**DATASET ENTRIES**:

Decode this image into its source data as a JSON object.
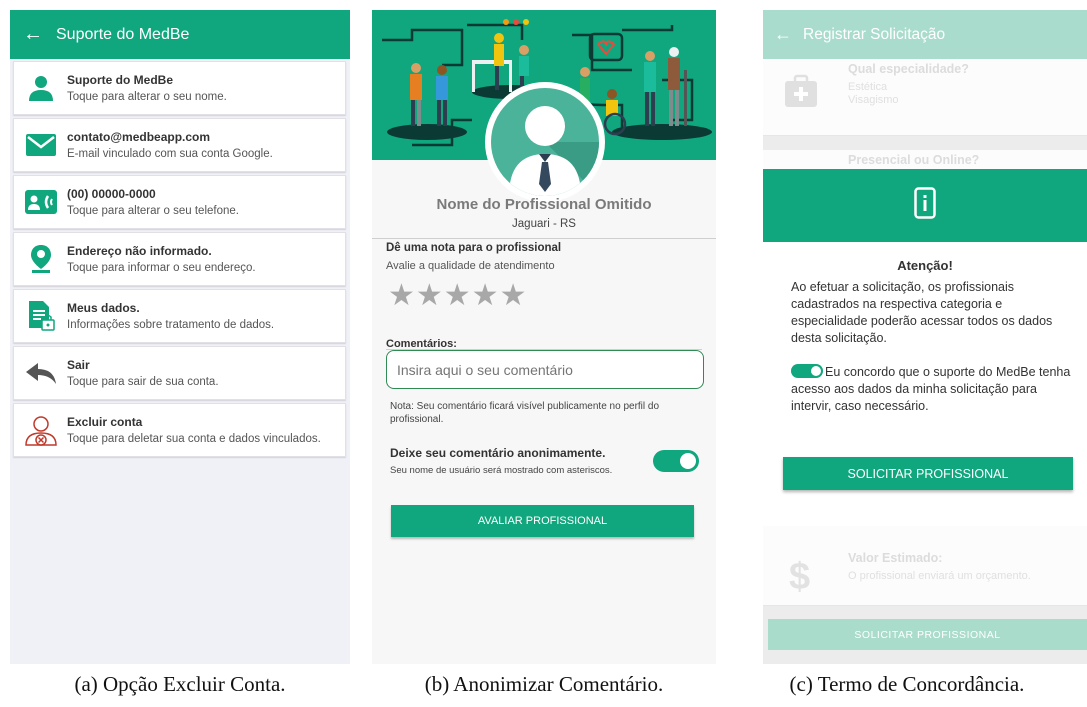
{
  "panel_a": {
    "title": "Suporte do MedBe",
    "back_icon": "arrow-left-icon",
    "items": [
      {
        "icon": "person-icon",
        "title": "Suporte do MedBe",
        "subtitle": "Toque para alterar o seu nome."
      },
      {
        "icon": "mail-icon",
        "title": "contato@medbeapp.com",
        "subtitle": "E-mail vinculado com sua conta Google."
      },
      {
        "icon": "contact-phone-icon",
        "title": "(00) 00000-0000",
        "subtitle": "Toque para alterar o seu telefone."
      },
      {
        "icon": "location-pin-icon",
        "title": "Endereço não informado.",
        "subtitle": "Toque para informar o seu endereço."
      },
      {
        "icon": "document-lock-icon",
        "title": "Meus dados.",
        "subtitle": "Informações sobre tratamento de dados."
      },
      {
        "icon": "reply-arrow-icon",
        "title": "Sair",
        "subtitle": "Toque para sair de sua conta."
      },
      {
        "icon": "delete-user-icon",
        "title": "Excluir conta",
        "subtitle": "Toque para deletar sua conta e dados vinculados."
      }
    ],
    "caption": "(a) Opção Excluir Conta."
  },
  "panel_b": {
    "professional_name": "Nome do Profissional Omitido",
    "city": "Jaguari - RS",
    "rating_title": "Dê uma nota para o profissional",
    "rating_subtitle": "Avalie a qualidade de atendimento",
    "stars": "★★★★★",
    "comments_label": "Comentários:",
    "comment_placeholder": "Insira aqui o seu comentário",
    "comment_value": "",
    "note": "Nota: Seu comentário ficará visível publicamente no perfil do profissional.",
    "anon_title": "Deixe seu comentário anonimamente.",
    "anon_subtitle": "Seu nome de usuário será mostrado com asteriscos.",
    "anon_enabled": true,
    "submit_label": "AVALIAR PROFISSIONAL",
    "caption": "(b) Anonimizar Comentário."
  },
  "panel_c": {
    "title": "Registrar Solicitação",
    "back_icon": "arrow-left-icon",
    "specialty_title": "Qual especialidade?",
    "specialty_line1": "Estética",
    "specialty_line2": "Visagismo",
    "mode_title": "Presencial ou Online?",
    "price_title": "Valor Estimado:",
    "price_subtitle": "O profissional enviará um orçamento.",
    "modal_title": "Atenção!",
    "modal_body": "Ao efetuar a solicitação, os profissionais cadastrados na respectiva categoria e especialidade poderão acessar todos os dados desta solicitação.",
    "agree_text": "Eu concordo que o suporte do MedBe tenha acesso aos dados da minha solicitação para intervir, caso necessário.",
    "agree_enabled": true,
    "modal_button": "SOLICITAR PROFISSIONAL",
    "bottom_button": "SOLICITAR PROFISSIONAL",
    "caption": "(c) Termo de Concordância."
  },
  "colors": {
    "primary": "#10a67e",
    "primary_faded": "#a9dccc",
    "danger": "#c0392b"
  }
}
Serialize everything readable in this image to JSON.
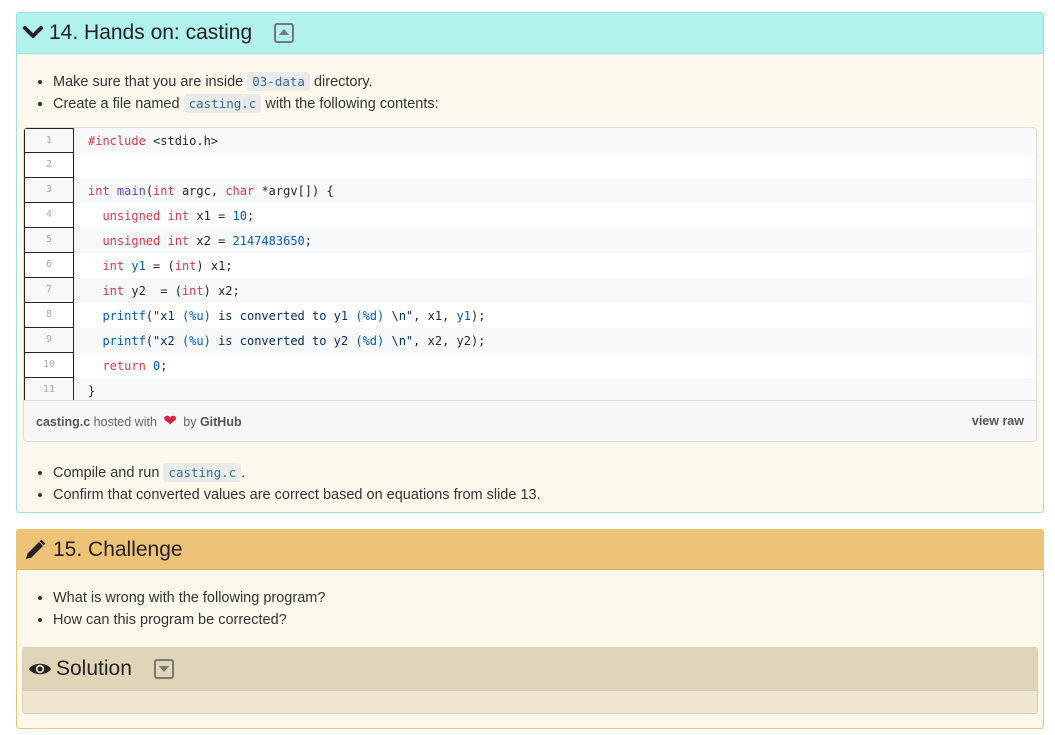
{
  "section14": {
    "title": "14. Hands on: casting",
    "bullets_top": [
      {
        "before": "Make sure that you are inside ",
        "code": "03-data",
        "after": " directory."
      },
      {
        "before": "Create a file named ",
        "code": "casting.c",
        "after": " with the following contents:"
      }
    ],
    "gist": {
      "lines": [
        [
          {
            "t": "k",
            "v": "#include "
          },
          {
            "t": "c",
            "v": "<stdio.h>"
          }
        ],
        [],
        [
          {
            "t": "k",
            "v": "int "
          },
          {
            "t": "f",
            "v": "main"
          },
          {
            "t": "c",
            "v": "("
          },
          {
            "t": "k",
            "v": "int"
          },
          {
            "t": "c",
            "v": " argc, "
          },
          {
            "t": "k",
            "v": "char"
          },
          {
            "t": "c",
            "v": " *argv[]) {"
          }
        ],
        [
          {
            "t": "c",
            "v": "  "
          },
          {
            "t": "k",
            "v": "unsigned int"
          },
          {
            "t": "c",
            "v": " x1 = "
          },
          {
            "t": "n",
            "v": "10"
          },
          {
            "t": "c",
            "v": ";"
          }
        ],
        [
          {
            "t": "c",
            "v": "  "
          },
          {
            "t": "k",
            "v": "unsigned int"
          },
          {
            "t": "c",
            "v": " x2 = "
          },
          {
            "t": "n",
            "v": "2147483650"
          },
          {
            "t": "c",
            "v": ";"
          }
        ],
        [
          {
            "t": "c",
            "v": "  "
          },
          {
            "t": "k",
            "v": "int"
          },
          {
            "t": "c",
            "v": " "
          },
          {
            "t": "n",
            "v": "y1"
          },
          {
            "t": "c",
            "v": " = ("
          },
          {
            "t": "k",
            "v": "int"
          },
          {
            "t": "c",
            "v": ") x1;"
          }
        ],
        [
          {
            "t": "c",
            "v": "  "
          },
          {
            "t": "k",
            "v": "int"
          },
          {
            "t": "c",
            "v": " y2  = ("
          },
          {
            "t": "k",
            "v": "int"
          },
          {
            "t": "c",
            "v": ") x2;"
          }
        ],
        [
          {
            "t": "c",
            "v": "  "
          },
          {
            "t": "n",
            "v": "printf"
          },
          {
            "t": "s",
            "v": "(\"x1 "
          },
          {
            "t": "n",
            "v": "(%u)"
          },
          {
            "t": "s",
            "v": " is converted to y1 "
          },
          {
            "t": "n",
            "v": "(%d)"
          },
          {
            "t": "s",
            "v": " \\n\""
          },
          {
            "t": "c",
            "v": ", x1, "
          },
          {
            "t": "n",
            "v": "y1"
          },
          {
            "t": "c",
            "v": ");"
          }
        ],
        [
          {
            "t": "c",
            "v": "  "
          },
          {
            "t": "n",
            "v": "printf"
          },
          {
            "t": "s",
            "v": "(\"x2 "
          },
          {
            "t": "n",
            "v": "(%u)"
          },
          {
            "t": "s",
            "v": " is converted to y2 "
          },
          {
            "t": "n",
            "v": "(%d)"
          },
          {
            "t": "s",
            "v": " \\n\""
          },
          {
            "t": "c",
            "v": ", x2, y2);"
          }
        ],
        [
          {
            "t": "c",
            "v": "  "
          },
          {
            "t": "k",
            "v": "return"
          },
          {
            "t": "c",
            "v": " "
          },
          {
            "t": "n",
            "v": "0"
          },
          {
            "t": "c",
            "v": ";"
          }
        ],
        [
          {
            "t": "c",
            "v": "}"
          }
        ]
      ],
      "meta": {
        "filename": "casting.c",
        "hosted_with": " hosted with ",
        "by": " by ",
        "github": "GitHub",
        "view_raw": "view raw"
      }
    },
    "bullets_bottom": [
      {
        "before": "Compile and run ",
        "code": "casting.c",
        "after": "."
      },
      {
        "before": "Confirm that converted values are correct based on equations from slide 13.",
        "code": "",
        "after": ""
      }
    ]
  },
  "section15": {
    "title": "15. Challenge",
    "bullets": [
      "What is wrong with the following program?",
      "How can this program be corrected?"
    ],
    "solution_title": "Solution"
  },
  "colors": {
    "header14": "#b1f2ec",
    "header15": "#eec377",
    "solution_header": "#e0d5b7",
    "keyword": "#d73a49",
    "number": "#005cc5"
  }
}
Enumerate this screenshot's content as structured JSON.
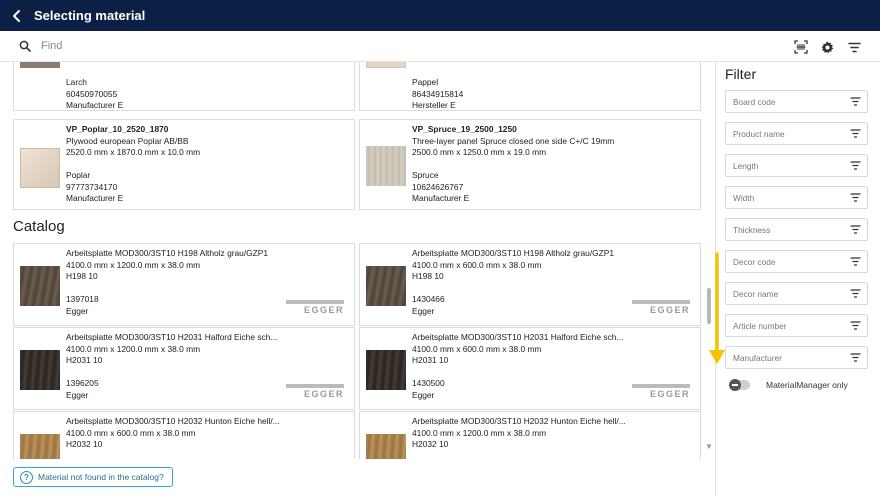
{
  "header": {
    "title": "Selecting material",
    "back_icon": "chevron-left-icon"
  },
  "search": {
    "placeholder": "Find",
    "icons": [
      "search-icon",
      "barcode-scan-icon",
      "gear-icon",
      "filter-icon"
    ]
  },
  "recent_cards": [
    {
      "lines": [
        "Larch",
        "60450970055",
        "Manufacturer E"
      ],
      "thumb_color": "#8a7c70"
    },
    {
      "lines": [
        "Pappel",
        "86434915814",
        "Hersteller E"
      ],
      "thumb_color": "#e3d6c4"
    },
    {
      "title": "VP_Poplar_10_2520_1870",
      "lines": [
        "Plywood european Poplar AB/BB",
        "2520.0 mm x 1870.0 mm x 10.0 mm",
        "",
        "Poplar",
        "97773734170",
        "Manufacturer E"
      ],
      "thumb_color": "#e0d2c2"
    },
    {
      "title": "VP_Spruce_19_2500_1250",
      "lines": [
        "Three-layer panel Spruce closed one side C+/C 19mm",
        "2500.0 mm x 1250.0 mm x 19.0 mm",
        "",
        "Spruce",
        "10624626767",
        "Manufacturer E"
      ],
      "thumb_color": "#cfc9bb"
    }
  ],
  "catalog": {
    "title": "Catalog",
    "items": [
      {
        "lines": [
          "Arbeitsplatte MOD300/3ST10 H198 Altholz grau/GZP1",
          "4100.0 mm x 1200.0 mm x 38.0 mm",
          "H198 10",
          "",
          "1397018",
          "Egger"
        ],
        "logo": "EGGER",
        "thumb_color": "#5b4d42"
      },
      {
        "lines": [
          "Arbeitsplatte MOD300/3ST10 H198 Altholz grau/GZP1",
          "4100.0 mm x 600.0 mm x 38.0 mm",
          "H198 10",
          "",
          "1430466",
          "Egger"
        ],
        "logo": "EGGER",
        "thumb_color": "#5b4d42"
      },
      {
        "lines": [
          "Arbeitsplatte MOD300/3ST10 H2031 Halford Eiche sch...",
          "4100.0 mm x 1200.0 mm x 38.0 mm",
          "H2031 10",
          "",
          "1396205",
          "Egger"
        ],
        "logo": "EGGER",
        "thumb_color": "#3a332e"
      },
      {
        "lines": [
          "Arbeitsplatte MOD300/3ST10 H2031 Halford Eiche sch...",
          "4100.0 mm x 600.0 mm x 38.0 mm",
          "H2031 10",
          "",
          "1430500",
          "Egger"
        ],
        "logo": "EGGER",
        "thumb_color": "#3a332e"
      },
      {
        "lines": [
          "Arbeitsplatte MOD300/3ST10 H2032 Hunton Eiche hell/...",
          "4100.0 mm x 600.0 mm x 38.0 mm",
          "H2032 10"
        ],
        "logo": "",
        "thumb_color": "#b48a55"
      },
      {
        "lines": [
          "Arbeitsplatte MOD300/3ST10 H2032 Hunton Eiche hell/...",
          "4100.0 mm x 1200.0 mm x 38.0 mm",
          "H2032 10"
        ],
        "logo": "",
        "thumb_color": "#b48a55"
      }
    ]
  },
  "not_found_button": "Material not found in the catalog?",
  "filter": {
    "title": "Filter",
    "fields": [
      "Board code",
      "Product name",
      "Length",
      "Width",
      "Thickness",
      "Decor code",
      "Decor name",
      "Article number",
      "Manufacturer"
    ],
    "toggle_label": "MaterialManager only",
    "toggle_on": false
  },
  "colors": {
    "header_bg": "#0c1f45",
    "accent": "#3aa5c8",
    "hint_arrow": "#f5c400"
  }
}
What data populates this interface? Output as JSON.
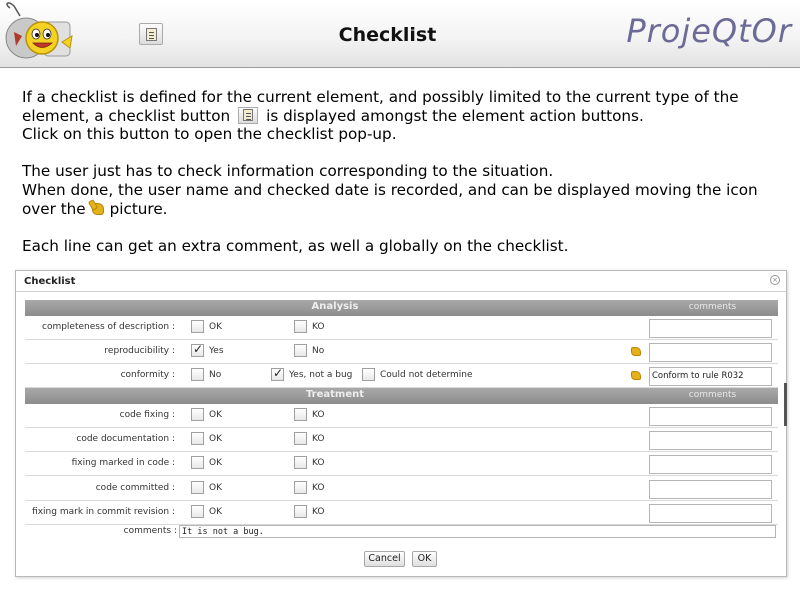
{
  "header": {
    "title": "Checklist",
    "brand": "ProjeQtOr",
    "checklist_button_icon": "checklist-icon"
  },
  "description": {
    "para1_a": "If a checklist is defined for the current element, and possibly limited to the current type of the element, a checklist button",
    "para1_b": "is displayed amongst the element action buttons.",
    "para1_c": "Click on this button to open the checklist pop-up.",
    "para2_a": "The user just has to check information corresponding to the situation.",
    "para2_b": "When done, the user name and checked date is recorded, and can be displayed moving the icon over the",
    "para2_c": "picture.",
    "para3": "Each line can get an extra comment, as well a globally on the checklist."
  },
  "dialog": {
    "title": "Checklist",
    "close_icon": "close-icon",
    "sections": [
      {
        "title": "Analysis",
        "comments_label": "comments",
        "rows": [
          {
            "label": "completeness of description :",
            "options": [
              {
                "text": "OK",
                "checked": false
              },
              {
                "text": "KO",
                "checked": false
              }
            ],
            "signed": false,
            "comment": ""
          },
          {
            "label": "reproducibility :",
            "options": [
              {
                "text": "Yes",
                "checked": true
              },
              {
                "text": "No",
                "checked": false
              }
            ],
            "signed": true,
            "comment": ""
          },
          {
            "label": "conformity :",
            "options": [
              {
                "text": "No",
                "checked": false
              },
              {
                "text": "Yes, not a bug",
                "checked": true
              },
              {
                "text": "Could not determine",
                "checked": false
              }
            ],
            "signed": true,
            "comment": "Conform to rule R032"
          }
        ]
      },
      {
        "title": "Treatment",
        "comments_label": "comments",
        "rows": [
          {
            "label": "code fixing :",
            "options": [
              {
                "text": "OK",
                "checked": false
              },
              {
                "text": "KO",
                "checked": false
              }
            ],
            "signed": false,
            "comment": ""
          },
          {
            "label": "code documentation :",
            "options": [
              {
                "text": "OK",
                "checked": false
              },
              {
                "text": "KO",
                "checked": false
              }
            ],
            "signed": false,
            "comment": ""
          },
          {
            "label": "fixing marked in code :",
            "options": [
              {
                "text": "OK",
                "checked": false
              },
              {
                "text": "KO",
                "checked": false
              }
            ],
            "signed": false,
            "comment": ""
          },
          {
            "label": "code committed :",
            "options": [
              {
                "text": "OK",
                "checked": false
              },
              {
                "text": "KO",
                "checked": false
              }
            ],
            "signed": false,
            "comment": ""
          },
          {
            "label": "fixing mark in commit revision :",
            "options": [
              {
                "text": "OK",
                "checked": false
              },
              {
                "text": "KO",
                "checked": false
              }
            ],
            "signed": false,
            "comment": ""
          }
        ]
      }
    ],
    "global_comment_label": "comments :",
    "global_comment": "It is not a bug.",
    "cancel_label": "Cancel",
    "ok_label": "OK"
  }
}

**WRITTEN EXERCISE**: Copy out each line of the records where the string "element" appears.

**SOLUTION TO THE PROBLEM**:
    "para1_a": "If a checklist is defined for the current element, and possibly limited to the current type of the element, a checklist button",
    "para1_b": "is displayed amongst the element action buttons.",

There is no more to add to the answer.